TASK STATEMENT: Take the material below and write it all out again exactly.
○ ○ ○
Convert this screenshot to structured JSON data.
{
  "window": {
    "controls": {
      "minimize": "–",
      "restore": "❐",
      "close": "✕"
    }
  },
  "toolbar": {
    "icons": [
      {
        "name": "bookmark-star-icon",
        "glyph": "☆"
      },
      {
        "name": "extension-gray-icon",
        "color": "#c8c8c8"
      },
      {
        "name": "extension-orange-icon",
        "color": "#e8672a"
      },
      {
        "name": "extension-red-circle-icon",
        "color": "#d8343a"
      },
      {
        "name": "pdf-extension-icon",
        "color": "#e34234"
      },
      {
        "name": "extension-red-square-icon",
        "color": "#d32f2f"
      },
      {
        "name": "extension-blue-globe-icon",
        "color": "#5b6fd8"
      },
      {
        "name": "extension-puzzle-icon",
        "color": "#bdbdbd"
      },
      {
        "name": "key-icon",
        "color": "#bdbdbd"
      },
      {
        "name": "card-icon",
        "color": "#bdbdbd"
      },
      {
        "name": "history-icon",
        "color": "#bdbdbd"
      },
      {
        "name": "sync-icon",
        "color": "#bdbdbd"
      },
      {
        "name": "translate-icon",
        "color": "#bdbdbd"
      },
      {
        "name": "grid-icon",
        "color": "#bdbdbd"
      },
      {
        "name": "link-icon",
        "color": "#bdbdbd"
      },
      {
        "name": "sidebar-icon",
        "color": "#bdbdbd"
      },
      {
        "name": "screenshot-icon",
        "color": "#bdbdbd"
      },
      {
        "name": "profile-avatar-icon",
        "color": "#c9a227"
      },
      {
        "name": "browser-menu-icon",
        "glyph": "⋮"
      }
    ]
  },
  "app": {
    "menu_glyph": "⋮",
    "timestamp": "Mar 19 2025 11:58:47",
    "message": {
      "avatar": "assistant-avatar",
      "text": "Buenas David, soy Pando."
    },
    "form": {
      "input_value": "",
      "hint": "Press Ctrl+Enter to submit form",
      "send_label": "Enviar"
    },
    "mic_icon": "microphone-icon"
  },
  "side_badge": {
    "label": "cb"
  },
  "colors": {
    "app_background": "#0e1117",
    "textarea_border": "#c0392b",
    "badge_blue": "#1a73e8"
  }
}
○ ○ ○
SOLUTION:
Convert this screenshot to structured JSON data.
{
  "window": {
    "controls": {
      "minimize": "–",
      "restore": "❐",
      "close": "✕"
    }
  },
  "toolbar": {
    "icons": [
      {
        "name": "bookmark-star-icon",
        "glyph": "☆"
      },
      {
        "name": "extension-gray-icon",
        "color": "#c8c8c8"
      },
      {
        "name": "extension-orange-icon",
        "color": "#e8672a"
      },
      {
        "name": "extension-red-circle-icon",
        "color": "#d8343a"
      },
      {
        "name": "pdf-extension-icon",
        "color": "#e34234"
      },
      {
        "name": "extension-red-square-icon",
        "color": "#d32f2f"
      },
      {
        "name": "extension-blue-globe-icon",
        "color": "#5b6fd8"
      },
      {
        "name": "extension-puzzle-icon",
        "color": "#bdbdbd"
      },
      {
        "name": "key-icon",
        "color": "#bdbdbd"
      },
      {
        "name": "card-icon",
        "color": "#bdbdbd"
      },
      {
        "name": "history-icon",
        "color": "#bdbdbd"
      },
      {
        "name": "sync-icon",
        "color": "#bdbdbd"
      },
      {
        "name": "translate-icon",
        "color": "#bdbdbd"
      },
      {
        "name": "grid-icon",
        "color": "#bdbdbd"
      },
      {
        "name": "link-icon",
        "color": "#bdbdbd"
      },
      {
        "name": "sidebar-icon",
        "color": "#bdbdbd"
      },
      {
        "name": "screenshot-icon",
        "color": "#bdbdbd"
      },
      {
        "name": "profile-avatar-icon",
        "color": "#c9a227"
      },
      {
        "name": "browser-menu-icon",
        "glyph": "⋮"
      }
    ]
  },
  "app": {
    "menu_glyph": "⋮",
    "timestamp": "Mar 19 2025 11:58:47",
    "message": {
      "avatar": "assistant-avatar",
      "text": "Buenas David, soy Pando."
    },
    "form": {
      "input_value": "",
      "hint": "Press Ctrl+Enter to submit form",
      "send_label": "Enviar"
    },
    "mic_icon": "microphone-icon"
  },
  "side_badge": {
    "label": "cb"
  },
  "colors": {
    "app_background": "#0e1117",
    "textarea_border": "#c0392b",
    "badge_blue": "#1a73e8"
  }
}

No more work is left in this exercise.